→ Task instructions
Work out how many lines of the material below mention the word "التصوف"; reply with the number only.

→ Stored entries
** Start **
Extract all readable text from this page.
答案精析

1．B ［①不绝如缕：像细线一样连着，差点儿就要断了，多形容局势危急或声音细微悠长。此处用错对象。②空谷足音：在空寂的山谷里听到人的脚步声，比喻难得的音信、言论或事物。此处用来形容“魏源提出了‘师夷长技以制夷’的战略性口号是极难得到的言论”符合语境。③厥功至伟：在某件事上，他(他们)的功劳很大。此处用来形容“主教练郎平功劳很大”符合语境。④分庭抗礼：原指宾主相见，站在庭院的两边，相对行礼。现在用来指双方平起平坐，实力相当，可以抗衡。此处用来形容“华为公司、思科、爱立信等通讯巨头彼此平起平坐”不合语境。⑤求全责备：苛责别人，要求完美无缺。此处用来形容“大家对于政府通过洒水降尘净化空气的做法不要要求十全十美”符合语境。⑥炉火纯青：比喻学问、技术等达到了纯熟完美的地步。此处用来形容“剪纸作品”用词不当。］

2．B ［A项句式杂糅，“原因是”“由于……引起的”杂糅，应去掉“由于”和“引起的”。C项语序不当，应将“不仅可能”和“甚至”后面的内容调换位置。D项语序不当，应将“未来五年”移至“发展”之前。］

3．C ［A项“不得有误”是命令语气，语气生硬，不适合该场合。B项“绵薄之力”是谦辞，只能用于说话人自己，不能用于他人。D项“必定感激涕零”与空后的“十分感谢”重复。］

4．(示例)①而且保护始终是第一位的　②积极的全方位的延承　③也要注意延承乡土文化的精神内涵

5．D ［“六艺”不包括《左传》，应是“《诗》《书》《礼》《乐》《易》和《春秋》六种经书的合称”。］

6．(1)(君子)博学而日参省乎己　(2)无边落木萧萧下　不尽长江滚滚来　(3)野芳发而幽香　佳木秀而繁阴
** End **
** Start **
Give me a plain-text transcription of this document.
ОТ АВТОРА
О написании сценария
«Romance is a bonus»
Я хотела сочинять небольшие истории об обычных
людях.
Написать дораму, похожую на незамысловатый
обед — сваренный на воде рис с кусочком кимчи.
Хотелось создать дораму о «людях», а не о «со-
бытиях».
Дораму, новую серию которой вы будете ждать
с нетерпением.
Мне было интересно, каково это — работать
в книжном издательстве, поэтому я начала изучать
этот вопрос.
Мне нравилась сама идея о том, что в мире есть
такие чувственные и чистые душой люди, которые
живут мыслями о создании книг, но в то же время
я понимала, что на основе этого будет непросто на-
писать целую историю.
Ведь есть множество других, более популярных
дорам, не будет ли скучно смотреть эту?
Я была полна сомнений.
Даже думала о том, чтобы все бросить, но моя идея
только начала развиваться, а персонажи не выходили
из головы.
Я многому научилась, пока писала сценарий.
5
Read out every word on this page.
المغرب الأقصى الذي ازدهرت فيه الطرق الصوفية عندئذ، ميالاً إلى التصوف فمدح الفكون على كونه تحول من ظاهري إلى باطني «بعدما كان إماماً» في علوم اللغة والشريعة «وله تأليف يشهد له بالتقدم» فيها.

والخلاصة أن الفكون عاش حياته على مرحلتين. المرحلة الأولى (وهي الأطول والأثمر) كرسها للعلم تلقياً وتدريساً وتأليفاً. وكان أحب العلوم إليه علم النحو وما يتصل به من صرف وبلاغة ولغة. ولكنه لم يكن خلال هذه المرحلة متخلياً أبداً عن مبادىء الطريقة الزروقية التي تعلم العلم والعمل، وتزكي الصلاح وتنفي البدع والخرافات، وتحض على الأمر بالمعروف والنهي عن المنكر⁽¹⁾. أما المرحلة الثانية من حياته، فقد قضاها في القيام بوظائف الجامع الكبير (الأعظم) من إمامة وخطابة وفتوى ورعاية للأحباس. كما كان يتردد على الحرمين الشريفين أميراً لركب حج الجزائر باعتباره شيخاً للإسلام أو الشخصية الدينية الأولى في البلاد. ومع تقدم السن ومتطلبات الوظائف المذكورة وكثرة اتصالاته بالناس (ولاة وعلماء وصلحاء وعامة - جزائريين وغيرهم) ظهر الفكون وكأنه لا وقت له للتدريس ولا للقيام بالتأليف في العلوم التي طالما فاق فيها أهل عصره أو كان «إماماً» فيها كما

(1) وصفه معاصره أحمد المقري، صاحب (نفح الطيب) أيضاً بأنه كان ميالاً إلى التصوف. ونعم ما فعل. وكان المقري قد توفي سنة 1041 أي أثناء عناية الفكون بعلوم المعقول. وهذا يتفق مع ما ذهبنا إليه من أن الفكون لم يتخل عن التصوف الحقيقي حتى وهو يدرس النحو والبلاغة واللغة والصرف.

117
** End **
** Start **
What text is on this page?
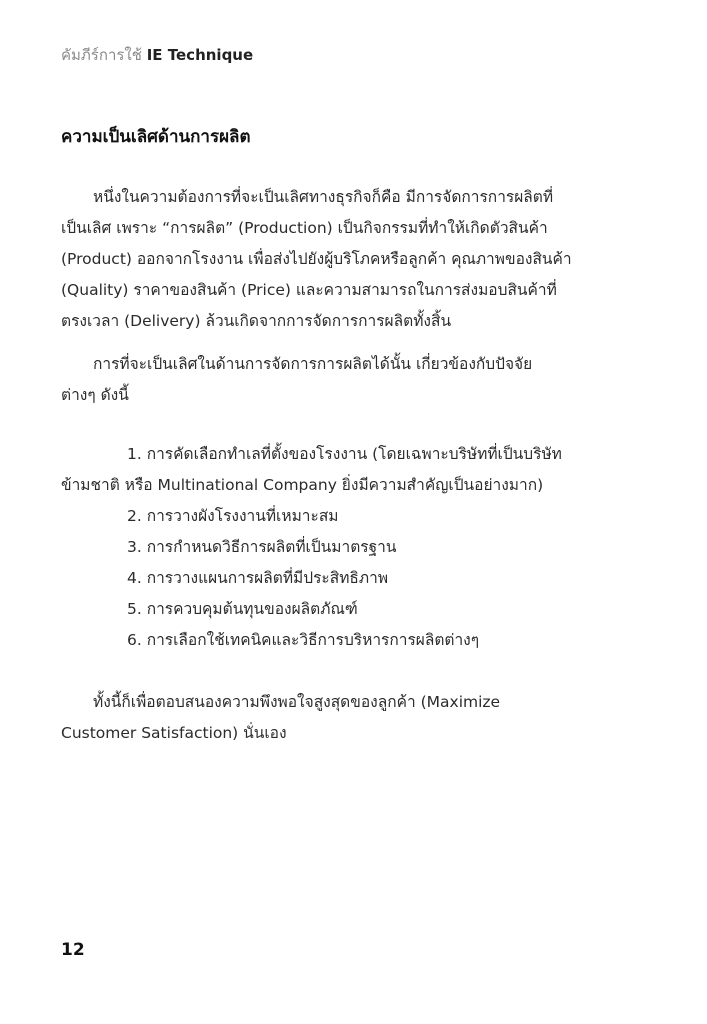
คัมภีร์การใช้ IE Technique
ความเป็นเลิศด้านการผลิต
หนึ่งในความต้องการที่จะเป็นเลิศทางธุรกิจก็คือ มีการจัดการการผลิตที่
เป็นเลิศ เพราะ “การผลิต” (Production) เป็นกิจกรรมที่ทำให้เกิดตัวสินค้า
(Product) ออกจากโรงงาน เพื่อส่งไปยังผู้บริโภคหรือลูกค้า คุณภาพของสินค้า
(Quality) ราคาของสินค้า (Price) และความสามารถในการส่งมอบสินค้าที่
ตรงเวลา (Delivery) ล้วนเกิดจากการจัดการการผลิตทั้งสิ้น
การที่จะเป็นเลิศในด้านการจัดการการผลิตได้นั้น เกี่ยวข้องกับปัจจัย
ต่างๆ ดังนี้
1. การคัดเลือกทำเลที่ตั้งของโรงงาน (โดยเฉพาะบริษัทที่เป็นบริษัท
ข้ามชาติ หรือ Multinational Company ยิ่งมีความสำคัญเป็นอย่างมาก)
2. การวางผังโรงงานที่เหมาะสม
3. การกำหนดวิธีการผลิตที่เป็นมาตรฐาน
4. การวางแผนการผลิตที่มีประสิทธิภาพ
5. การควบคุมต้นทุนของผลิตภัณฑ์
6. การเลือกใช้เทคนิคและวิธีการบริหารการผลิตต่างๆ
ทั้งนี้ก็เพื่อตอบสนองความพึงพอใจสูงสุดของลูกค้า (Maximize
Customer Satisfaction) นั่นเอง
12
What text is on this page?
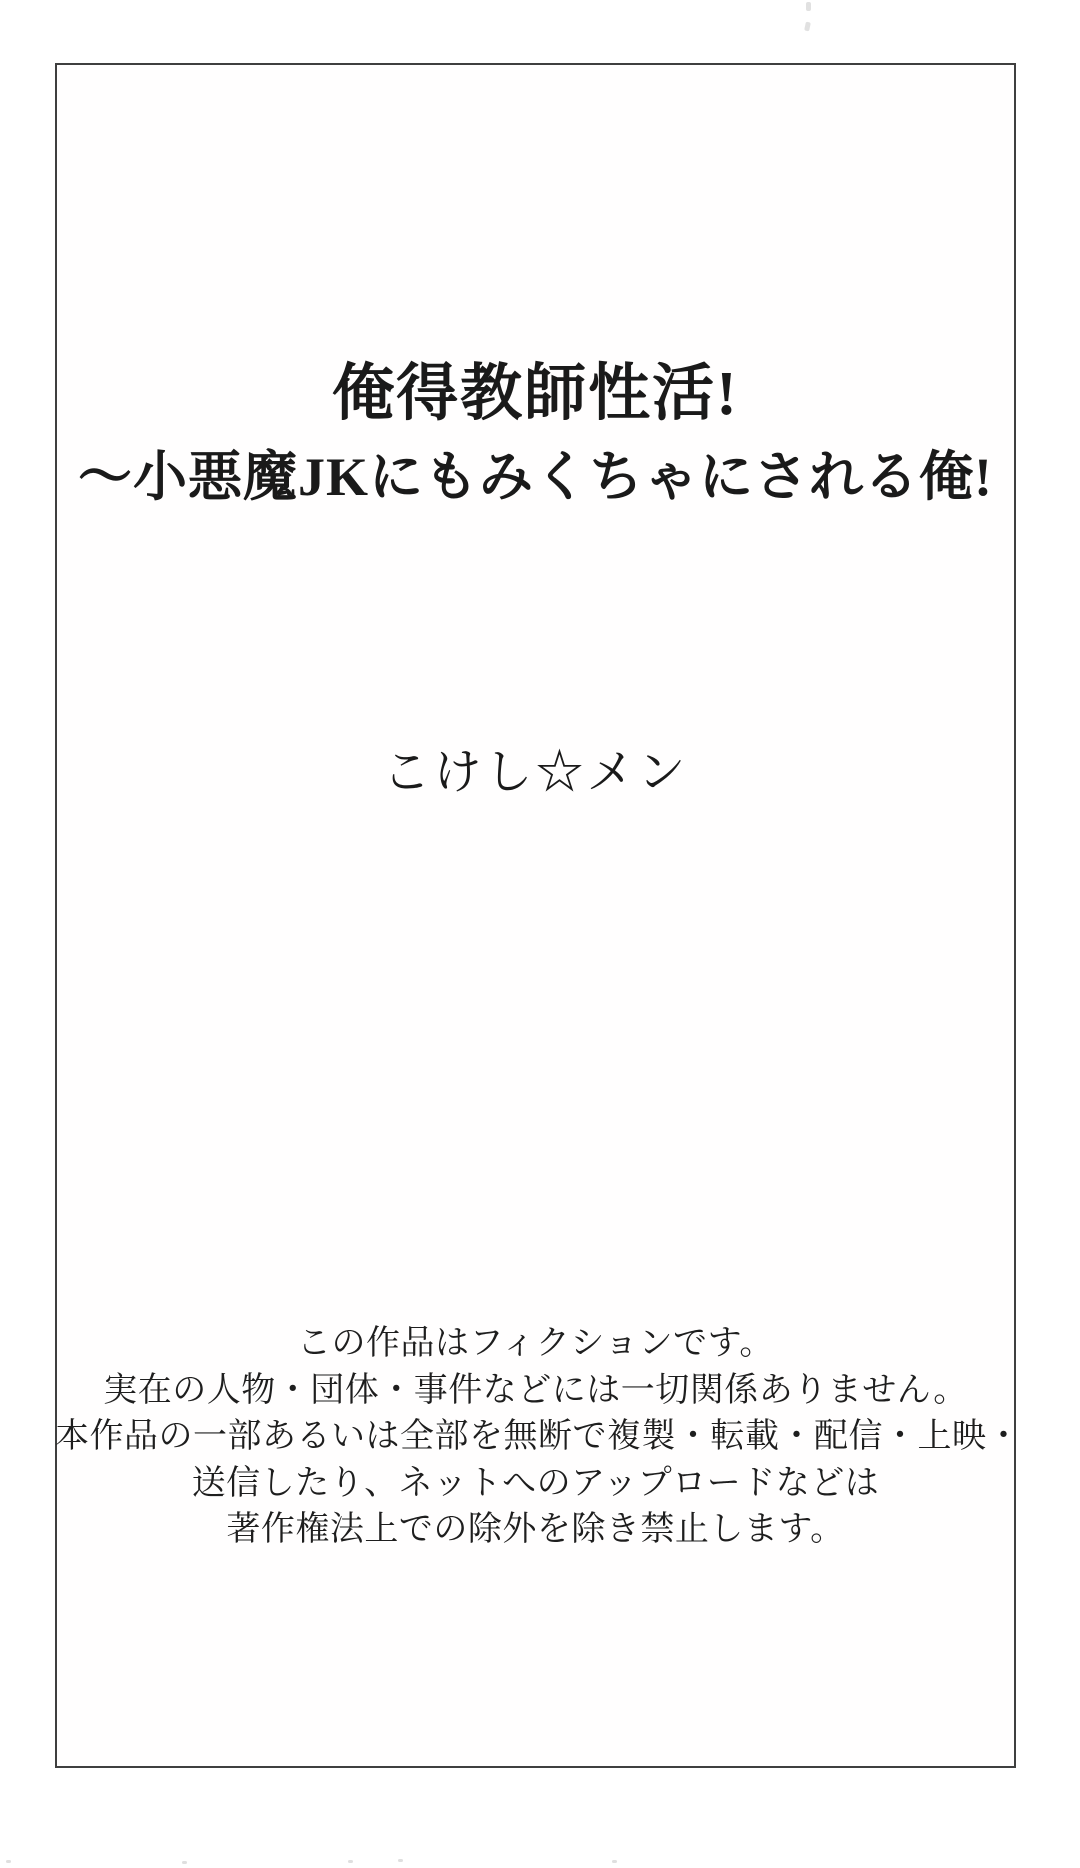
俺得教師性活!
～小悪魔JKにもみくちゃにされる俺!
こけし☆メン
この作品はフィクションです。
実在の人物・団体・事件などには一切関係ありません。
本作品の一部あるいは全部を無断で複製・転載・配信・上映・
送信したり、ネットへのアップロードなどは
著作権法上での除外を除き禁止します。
** End **
→ Answer below
2